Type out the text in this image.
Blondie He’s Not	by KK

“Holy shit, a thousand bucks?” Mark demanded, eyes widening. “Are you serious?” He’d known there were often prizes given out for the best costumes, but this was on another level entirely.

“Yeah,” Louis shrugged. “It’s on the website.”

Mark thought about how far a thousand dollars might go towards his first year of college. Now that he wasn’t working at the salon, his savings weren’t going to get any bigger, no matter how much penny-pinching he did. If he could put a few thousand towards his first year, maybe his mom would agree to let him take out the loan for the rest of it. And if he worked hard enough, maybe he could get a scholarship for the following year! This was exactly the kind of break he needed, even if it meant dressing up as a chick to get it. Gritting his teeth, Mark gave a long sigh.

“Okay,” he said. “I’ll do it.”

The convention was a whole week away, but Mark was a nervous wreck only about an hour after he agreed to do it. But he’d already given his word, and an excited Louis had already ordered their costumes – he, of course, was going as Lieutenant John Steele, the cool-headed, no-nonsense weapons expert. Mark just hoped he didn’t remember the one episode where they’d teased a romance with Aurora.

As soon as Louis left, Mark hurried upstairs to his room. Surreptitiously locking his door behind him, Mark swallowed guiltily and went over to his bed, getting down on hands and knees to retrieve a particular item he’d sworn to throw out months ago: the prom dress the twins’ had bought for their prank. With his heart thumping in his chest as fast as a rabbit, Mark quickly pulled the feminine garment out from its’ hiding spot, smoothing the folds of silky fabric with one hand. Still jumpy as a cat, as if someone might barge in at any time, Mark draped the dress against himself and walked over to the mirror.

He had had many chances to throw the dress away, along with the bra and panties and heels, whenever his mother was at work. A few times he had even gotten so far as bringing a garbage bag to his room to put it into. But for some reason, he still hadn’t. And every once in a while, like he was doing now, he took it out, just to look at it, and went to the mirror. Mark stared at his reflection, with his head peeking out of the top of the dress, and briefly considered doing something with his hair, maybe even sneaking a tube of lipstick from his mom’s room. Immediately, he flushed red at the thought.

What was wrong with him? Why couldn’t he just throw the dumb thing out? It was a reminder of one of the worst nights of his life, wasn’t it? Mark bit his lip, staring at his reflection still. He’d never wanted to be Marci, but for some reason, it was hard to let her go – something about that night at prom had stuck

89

********************

Goal: Copy every line that includes the string "given" from the material above.

Exercise result:
“Holy shit, a thousand bucks?” Mark demanded, eyes widening. “Are you serious?” He’d known there were often prizes given out for the best costumes, but this was on another level entirely.
The convention was a whole week away, but Mark was a nervous wreck only about an hour after he agreed to do it. But he’d already given his word, and an excited Louis had already ordered their costumes – he, of course, was going as Lieutenant John Steele, the cool-headed, no-nonsense weapons expert. Mark just hoped he didn’t remember the one episode where they’d teased a romance with Aurora.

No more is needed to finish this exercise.